### What is required:
Gather all lines with the word "запись" in them.

### Given data:
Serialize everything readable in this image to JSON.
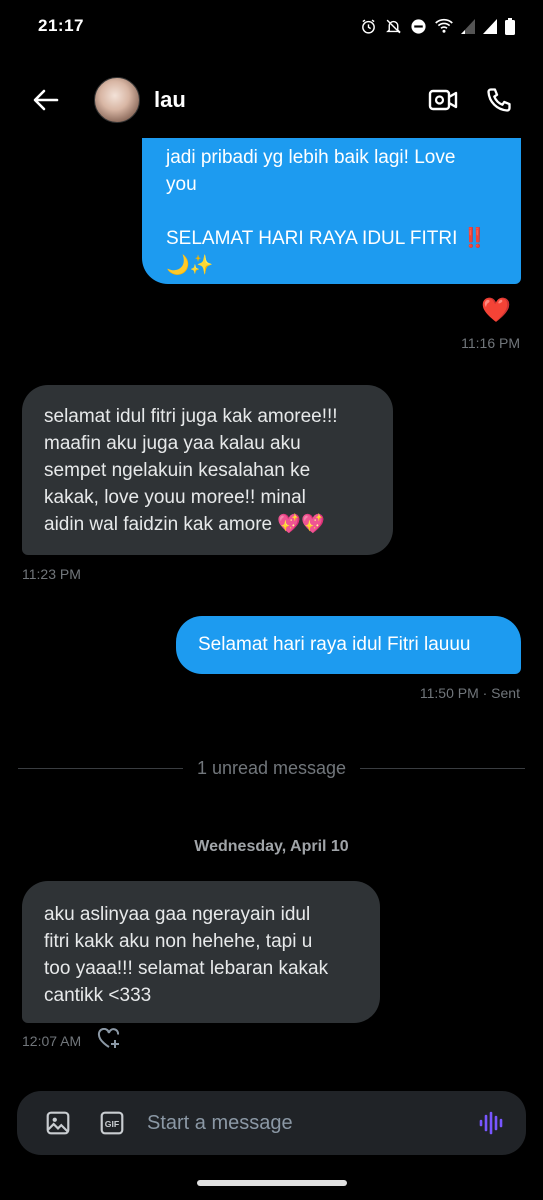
{
  "status_bar": {
    "time": "21:17"
  },
  "header": {
    "contact_name": "lau"
  },
  "messages": [
    {
      "direction": "sent",
      "lines": [
        "jadi pribadi yg lebih baik lagi! Love",
        "you",
        "",
        "SELAMAT HARI RAYA IDUL FITRI ‼️",
        "🌙✨"
      ],
      "reaction": "❤️",
      "time": "11:16 PM"
    },
    {
      "direction": "received",
      "lines": [
        "selamat idul fitri juga kak amoree!!!",
        "maafin aku juga yaa kalau aku",
        "sempet ngelakuin kesalahan ke",
        "kakak, love youu moree!! minal",
        "aidin wal faidzin kak amore 💖💖"
      ],
      "time": "11:23 PM"
    },
    {
      "direction": "sent",
      "lines": [
        "Selamat hari raya idul Fitri lauuu"
      ],
      "time": "11:50 PM · Sent"
    },
    {
      "direction": "received",
      "lines": [
        "aku aslinyaa gaa ngerayain idul",
        "fitri kakk aku non hehehe, tapi u",
        "too yaaa!!! selamat lebaran kakak",
        "cantikk <333"
      ],
      "time": "12:07 AM"
    }
  ],
  "unread_divider": "1 unread message",
  "date_separator": "Wednesday, April 10",
  "composer": {
    "placeholder": "Start a message"
  },
  "colors": {
    "sent_bubble": "#1d9bf0",
    "received_bubble": "#2f3336",
    "background": "#000000",
    "voice_accent": "#7856ff"
  }
}
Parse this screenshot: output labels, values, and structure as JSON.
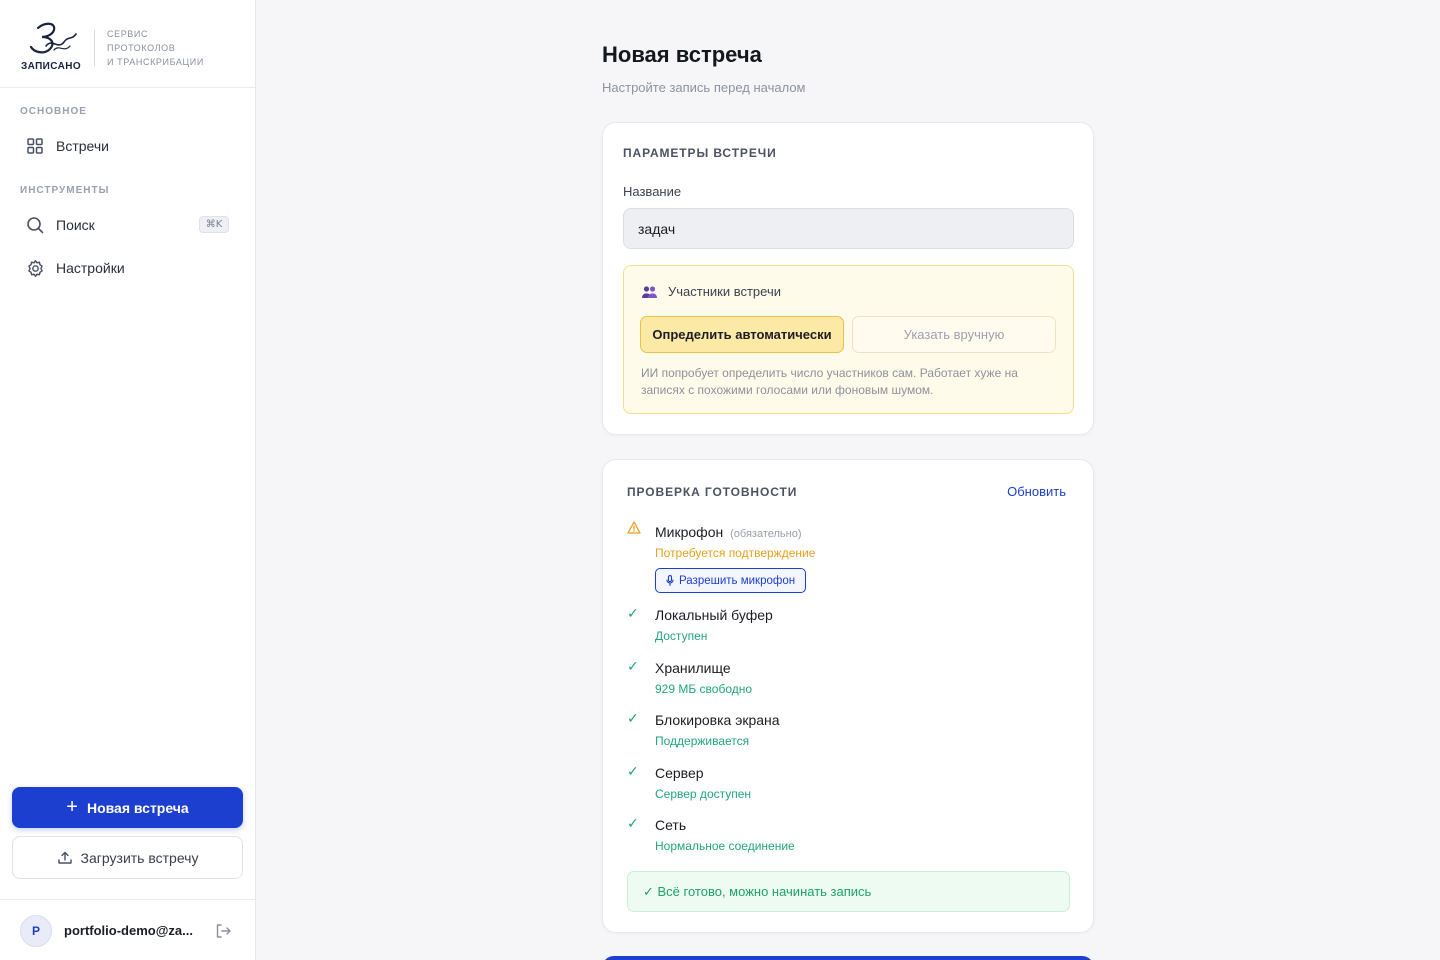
{
  "brand": {
    "name": "ЗАПИСАНО",
    "tagline": [
      "СЕРВИС",
      "ПРОТОКОЛОВ",
      "И ТРАНСКРИБАЦИИ"
    ]
  },
  "sidebar": {
    "section_main": "ОСНОВНОЕ",
    "section_tools": "ИНСТРУМЕНТЫ",
    "items": [
      {
        "label": "Встречи",
        "icon": "grid-icon"
      },
      {
        "label": "Поиск",
        "icon": "search-icon",
        "shortcut": "⌘K"
      },
      {
        "label": "Настройки",
        "icon": "gear-icon"
      }
    ],
    "new_meeting_label": "Новая встреча",
    "upload_label": "Загрузить встречу",
    "user": {
      "initial": "P",
      "email": "portfolio-demo@za..."
    }
  },
  "main": {
    "title": "Новая встреча",
    "subtitle": "Настройте запись перед началом",
    "params": {
      "title": "ПАРАМЕТРЫ ВСТРЕЧИ",
      "name_label": "Название",
      "name_value": "задач",
      "participants": {
        "heading": "Участники встречи",
        "auto_label": "Определить автоматически",
        "manual_label": "Указать вручную",
        "selected": "auto",
        "note": "ИИ попробует определить число участников сам. Работает хуже на записях с похожими голосами или фоновым шумом."
      }
    },
    "readiness": {
      "title": "ПРОВЕРКА ГОТОВНОСТИ",
      "refresh_label": "Обновить",
      "checks": [
        {
          "title": "Микрофон",
          "optional": "(обязательно)",
          "status": "Потребуется подтверждение",
          "state": "warn",
          "action": "Разрешить микрофон"
        },
        {
          "title": "Локальный буфер",
          "status": "Доступен",
          "state": "ok"
        },
        {
          "title": "Хранилище",
          "status": "929 МБ свободно",
          "state": "ok"
        },
        {
          "title": "Блокировка экрана",
          "status": "Поддерживается",
          "state": "ok"
        },
        {
          "title": "Сервер",
          "status": "Сервер доступен",
          "state": "ok"
        },
        {
          "title": "Сеть",
          "status": "Нормальное соединение",
          "state": "ok"
        }
      ],
      "ready_message": "✓ Всё готово, можно начинать запись"
    }
  },
  "colors": {
    "accent": "#1c3fcf",
    "success": "#21a57c",
    "warning": "#e4a11b",
    "participants_bg": "#fffbea"
  }
}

### Result of this task:
    "subtitle": "Настройте запись перед началом",
      "ready_message": "✓ Всё готово, можно начинать запись"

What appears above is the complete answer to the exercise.